--- TASK INSTRUCTIONS ---
Below are some entries; can you quote all of them exactly?

-- START OF DATA PROVIDED --

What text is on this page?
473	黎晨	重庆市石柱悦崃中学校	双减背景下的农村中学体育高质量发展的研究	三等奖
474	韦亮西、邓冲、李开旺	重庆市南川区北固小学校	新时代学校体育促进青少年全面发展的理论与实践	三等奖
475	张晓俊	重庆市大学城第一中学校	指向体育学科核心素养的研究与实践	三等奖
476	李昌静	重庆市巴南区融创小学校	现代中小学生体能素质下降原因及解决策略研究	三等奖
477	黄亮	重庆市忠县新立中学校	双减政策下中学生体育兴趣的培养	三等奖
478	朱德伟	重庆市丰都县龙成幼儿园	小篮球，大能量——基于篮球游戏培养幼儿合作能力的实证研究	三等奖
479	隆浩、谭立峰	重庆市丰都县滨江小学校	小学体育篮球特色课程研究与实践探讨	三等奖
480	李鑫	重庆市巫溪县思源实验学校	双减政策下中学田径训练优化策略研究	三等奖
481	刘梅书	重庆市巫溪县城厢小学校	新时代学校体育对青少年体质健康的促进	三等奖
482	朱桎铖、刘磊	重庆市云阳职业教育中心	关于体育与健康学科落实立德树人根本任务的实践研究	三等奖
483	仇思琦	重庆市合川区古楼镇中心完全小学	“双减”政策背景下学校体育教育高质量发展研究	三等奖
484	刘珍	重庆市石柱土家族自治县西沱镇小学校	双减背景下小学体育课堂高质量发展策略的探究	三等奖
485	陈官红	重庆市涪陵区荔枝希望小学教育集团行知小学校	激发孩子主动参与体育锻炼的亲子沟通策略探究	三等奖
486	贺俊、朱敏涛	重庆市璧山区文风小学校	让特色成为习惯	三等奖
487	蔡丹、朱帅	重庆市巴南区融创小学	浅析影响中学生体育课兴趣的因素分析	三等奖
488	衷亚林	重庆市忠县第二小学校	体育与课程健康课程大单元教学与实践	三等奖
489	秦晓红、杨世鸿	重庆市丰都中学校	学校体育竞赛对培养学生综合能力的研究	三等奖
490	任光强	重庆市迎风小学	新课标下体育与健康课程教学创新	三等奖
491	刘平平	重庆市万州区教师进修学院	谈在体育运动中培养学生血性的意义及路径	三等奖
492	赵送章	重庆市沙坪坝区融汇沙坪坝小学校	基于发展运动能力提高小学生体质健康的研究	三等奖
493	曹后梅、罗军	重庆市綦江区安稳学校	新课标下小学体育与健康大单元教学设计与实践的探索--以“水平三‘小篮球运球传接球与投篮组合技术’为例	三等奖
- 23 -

-- END OF DATA PROVIDED --

--- RIGHT ANSWER ---
What text is on this page?
473	黎晨	重庆市石柱悦崃中学校	双减背景下的农村中学体育高质量发展的研究	三等奖
474	韦亮西、邓冲、李开旺	重庆市南川区北固小学校	新时代学校体育促进青少年全面发展的理论与实践	三等奖
475	张晓俊	重庆市大学城第一中学校	指向体育学科核心素养的研究与实践	三等奖
476	李昌静	重庆市巴南区融创小学校	现代中小学生体能素质下降原因及解决策略研究	三等奖
477	黄亮	重庆市忠县新立中学校	双减政策下中学生体育兴趣的培养	三等奖
478	朱德伟	重庆市丰都县龙成幼儿园	小篮球，大能量——基于篮球游戏培养幼儿合作能力的实证研究	三等奖
479	隆浩、谭立峰	重庆市丰都县滨江小学校	小学体育篮球特色课程研究与实践探讨	三等奖
480	李鑫	重庆市巫溪县思源实验学校	双减政策下中学田径训练优化策略研究	三等奖
481	刘梅书	重庆市巫溪县城厢小学校	新时代学校体育对青少年体质健康的促进	三等奖
482	朱桎铖、刘磊	重庆市云阳职业教育中心	关于体育与健康学科落实立德树人根本任务的实践研究	三等奖
483	仇思琦	重庆市合川区古楼镇中心完全小学	“双减”政策背景下学校体育教育高质量发展研究	三等奖
484	刘珍	重庆市石柱土家族自治县西沱镇小学校	双减背景下小学体育课堂高质量发展策略的探究	三等奖
485	陈官红	重庆市涪陵区荔枝希望小学教育集团行知小学校	激发孩子主动参与体育锻炼的亲子沟通策略探究	三等奖
486	贺俊、朱敏涛	重庆市璧山区文风小学校	让特色成为习惯	三等奖
487	蔡丹、朱帅	重庆市巴南区融创小学	浅析影响中学生体育课兴趣的因素分析	三等奖
488	衷亚林	重庆市忠县第二小学校	体育与课程健康课程大单元教学与实践	三等奖
489	秦晓红、杨世鸿	重庆市丰都中学校	学校体育竞赛对培养学生综合能力的研究	三等奖
490	任光强	重庆市迎风小学	新课标下体育与健康课程教学创新	三等奖
491	刘平平	重庆市万州区教师进修学院	谈在体育运动中培养学生血性的意义及路径	三等奖
492	赵送章	重庆市沙坪坝区融汇沙坪坝小学校	基于发展运动能力提高小学生体质健康的研究	三等奖
493	曹后梅、罗军	重庆市綦江区安稳学校	新课标下小学体育与健康大单元教学设计与实践的探索--以“水平三‘小篮球运球传接球与投篮组合技术’为例	三等奖
- 23 -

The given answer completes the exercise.